## What to work on
Your task is to copy every line of the records below that contains "фундамента".
— Start of Data entries —
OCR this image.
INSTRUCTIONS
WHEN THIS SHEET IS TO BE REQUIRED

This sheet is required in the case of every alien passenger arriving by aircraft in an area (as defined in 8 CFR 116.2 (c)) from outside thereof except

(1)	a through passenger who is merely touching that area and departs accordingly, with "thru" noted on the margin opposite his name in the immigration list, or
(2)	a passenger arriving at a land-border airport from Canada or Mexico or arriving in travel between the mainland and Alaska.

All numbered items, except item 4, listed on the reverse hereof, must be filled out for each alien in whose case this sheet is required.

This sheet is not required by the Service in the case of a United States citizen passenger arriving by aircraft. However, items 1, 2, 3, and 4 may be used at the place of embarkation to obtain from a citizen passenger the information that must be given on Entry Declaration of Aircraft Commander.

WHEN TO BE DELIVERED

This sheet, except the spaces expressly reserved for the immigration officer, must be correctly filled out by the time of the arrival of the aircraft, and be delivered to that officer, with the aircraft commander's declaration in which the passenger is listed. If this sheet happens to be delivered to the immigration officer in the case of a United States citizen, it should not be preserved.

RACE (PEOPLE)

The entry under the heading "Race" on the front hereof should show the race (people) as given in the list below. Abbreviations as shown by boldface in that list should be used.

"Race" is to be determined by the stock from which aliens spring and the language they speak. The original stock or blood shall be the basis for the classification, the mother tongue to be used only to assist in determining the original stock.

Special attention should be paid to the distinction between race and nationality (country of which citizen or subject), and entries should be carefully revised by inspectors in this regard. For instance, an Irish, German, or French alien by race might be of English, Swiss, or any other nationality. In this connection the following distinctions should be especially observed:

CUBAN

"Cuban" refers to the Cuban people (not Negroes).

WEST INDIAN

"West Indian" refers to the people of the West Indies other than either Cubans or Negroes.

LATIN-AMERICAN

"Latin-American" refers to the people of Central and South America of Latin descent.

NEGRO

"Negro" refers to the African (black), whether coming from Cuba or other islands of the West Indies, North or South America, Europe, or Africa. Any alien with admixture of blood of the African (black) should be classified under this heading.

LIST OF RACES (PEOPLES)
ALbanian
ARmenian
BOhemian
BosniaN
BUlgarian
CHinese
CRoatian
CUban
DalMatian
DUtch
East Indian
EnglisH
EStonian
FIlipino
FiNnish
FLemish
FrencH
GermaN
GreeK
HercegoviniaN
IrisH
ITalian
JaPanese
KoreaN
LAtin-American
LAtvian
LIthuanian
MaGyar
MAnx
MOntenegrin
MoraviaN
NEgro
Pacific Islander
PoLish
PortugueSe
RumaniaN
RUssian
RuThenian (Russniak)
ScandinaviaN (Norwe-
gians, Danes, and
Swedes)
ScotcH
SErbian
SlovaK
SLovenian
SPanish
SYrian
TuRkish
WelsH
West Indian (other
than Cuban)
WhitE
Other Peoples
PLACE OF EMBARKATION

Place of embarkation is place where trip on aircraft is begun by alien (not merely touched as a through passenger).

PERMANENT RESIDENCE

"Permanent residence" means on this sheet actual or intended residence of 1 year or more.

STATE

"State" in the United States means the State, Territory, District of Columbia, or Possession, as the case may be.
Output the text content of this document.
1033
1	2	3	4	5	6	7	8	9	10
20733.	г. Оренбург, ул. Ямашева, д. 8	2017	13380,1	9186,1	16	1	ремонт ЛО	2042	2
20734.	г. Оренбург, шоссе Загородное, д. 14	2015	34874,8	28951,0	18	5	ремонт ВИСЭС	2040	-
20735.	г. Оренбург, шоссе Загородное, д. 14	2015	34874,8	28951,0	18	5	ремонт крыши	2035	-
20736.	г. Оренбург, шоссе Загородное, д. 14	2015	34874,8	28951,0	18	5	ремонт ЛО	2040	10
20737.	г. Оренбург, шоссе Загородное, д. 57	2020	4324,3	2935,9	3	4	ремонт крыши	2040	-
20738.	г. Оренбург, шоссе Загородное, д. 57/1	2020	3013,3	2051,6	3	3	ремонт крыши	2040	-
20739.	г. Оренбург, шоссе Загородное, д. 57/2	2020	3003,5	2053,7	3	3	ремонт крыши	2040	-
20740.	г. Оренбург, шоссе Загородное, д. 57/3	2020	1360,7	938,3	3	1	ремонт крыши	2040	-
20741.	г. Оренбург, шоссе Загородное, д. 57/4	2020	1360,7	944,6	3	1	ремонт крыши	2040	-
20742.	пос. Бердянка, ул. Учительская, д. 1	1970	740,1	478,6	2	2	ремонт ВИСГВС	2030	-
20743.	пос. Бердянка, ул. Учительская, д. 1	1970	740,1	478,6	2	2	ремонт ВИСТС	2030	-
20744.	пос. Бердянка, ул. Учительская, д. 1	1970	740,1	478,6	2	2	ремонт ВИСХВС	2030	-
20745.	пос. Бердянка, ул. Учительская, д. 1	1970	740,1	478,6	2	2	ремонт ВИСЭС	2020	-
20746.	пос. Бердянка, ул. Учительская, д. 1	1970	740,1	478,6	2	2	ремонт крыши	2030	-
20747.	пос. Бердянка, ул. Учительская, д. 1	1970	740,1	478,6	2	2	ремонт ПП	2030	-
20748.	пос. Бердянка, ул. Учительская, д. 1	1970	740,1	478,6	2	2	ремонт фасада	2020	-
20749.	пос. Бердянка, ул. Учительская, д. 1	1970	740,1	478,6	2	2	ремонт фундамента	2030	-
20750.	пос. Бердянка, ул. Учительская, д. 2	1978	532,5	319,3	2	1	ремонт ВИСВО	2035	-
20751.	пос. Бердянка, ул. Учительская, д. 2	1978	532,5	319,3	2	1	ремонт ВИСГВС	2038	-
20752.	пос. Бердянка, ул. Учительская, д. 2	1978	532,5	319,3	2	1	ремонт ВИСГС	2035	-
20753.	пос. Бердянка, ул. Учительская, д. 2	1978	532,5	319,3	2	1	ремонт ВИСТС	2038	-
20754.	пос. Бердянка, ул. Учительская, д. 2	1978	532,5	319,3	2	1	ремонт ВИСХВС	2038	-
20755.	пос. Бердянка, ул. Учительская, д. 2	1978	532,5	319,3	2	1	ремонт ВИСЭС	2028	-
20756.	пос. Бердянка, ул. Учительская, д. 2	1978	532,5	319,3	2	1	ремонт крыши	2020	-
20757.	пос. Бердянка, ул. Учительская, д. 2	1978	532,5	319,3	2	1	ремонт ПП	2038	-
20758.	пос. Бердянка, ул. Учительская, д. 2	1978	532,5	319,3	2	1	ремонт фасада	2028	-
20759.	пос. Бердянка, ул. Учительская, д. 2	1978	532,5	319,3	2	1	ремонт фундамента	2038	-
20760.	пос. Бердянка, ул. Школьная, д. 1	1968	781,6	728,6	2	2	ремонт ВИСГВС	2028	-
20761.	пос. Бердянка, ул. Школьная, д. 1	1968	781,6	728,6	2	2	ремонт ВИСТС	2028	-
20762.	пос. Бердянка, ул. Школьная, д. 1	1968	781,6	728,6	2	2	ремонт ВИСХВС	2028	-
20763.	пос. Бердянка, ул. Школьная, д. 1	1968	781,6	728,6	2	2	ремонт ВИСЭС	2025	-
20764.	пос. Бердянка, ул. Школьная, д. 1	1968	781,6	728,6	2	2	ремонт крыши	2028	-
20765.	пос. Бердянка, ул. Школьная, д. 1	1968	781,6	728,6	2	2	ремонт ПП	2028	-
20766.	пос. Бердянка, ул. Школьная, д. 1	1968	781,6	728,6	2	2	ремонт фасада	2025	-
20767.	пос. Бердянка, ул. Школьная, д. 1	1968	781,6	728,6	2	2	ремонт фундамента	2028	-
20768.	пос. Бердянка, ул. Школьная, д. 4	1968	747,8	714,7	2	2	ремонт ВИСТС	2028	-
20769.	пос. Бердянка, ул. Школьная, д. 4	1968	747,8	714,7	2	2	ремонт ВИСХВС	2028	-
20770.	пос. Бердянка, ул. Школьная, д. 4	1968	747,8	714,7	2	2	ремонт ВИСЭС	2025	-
— End of Data entries —
## Reply to the exercise
20749.	пос. Бердянка, ул. Учительская, д. 1	1970	740,1	478,6	2	2	ремонт фундамента	2030	-
20759.	пос. Бердянка, ул. Учительская, д. 2	1978	532,5	319,3	2	1	ремонт фундамента	2038	-
20767.	пос. Бердянка, ул. Школьная, д. 1	1968	781,6	728,6	2	2	ремонт фундамента	2028	-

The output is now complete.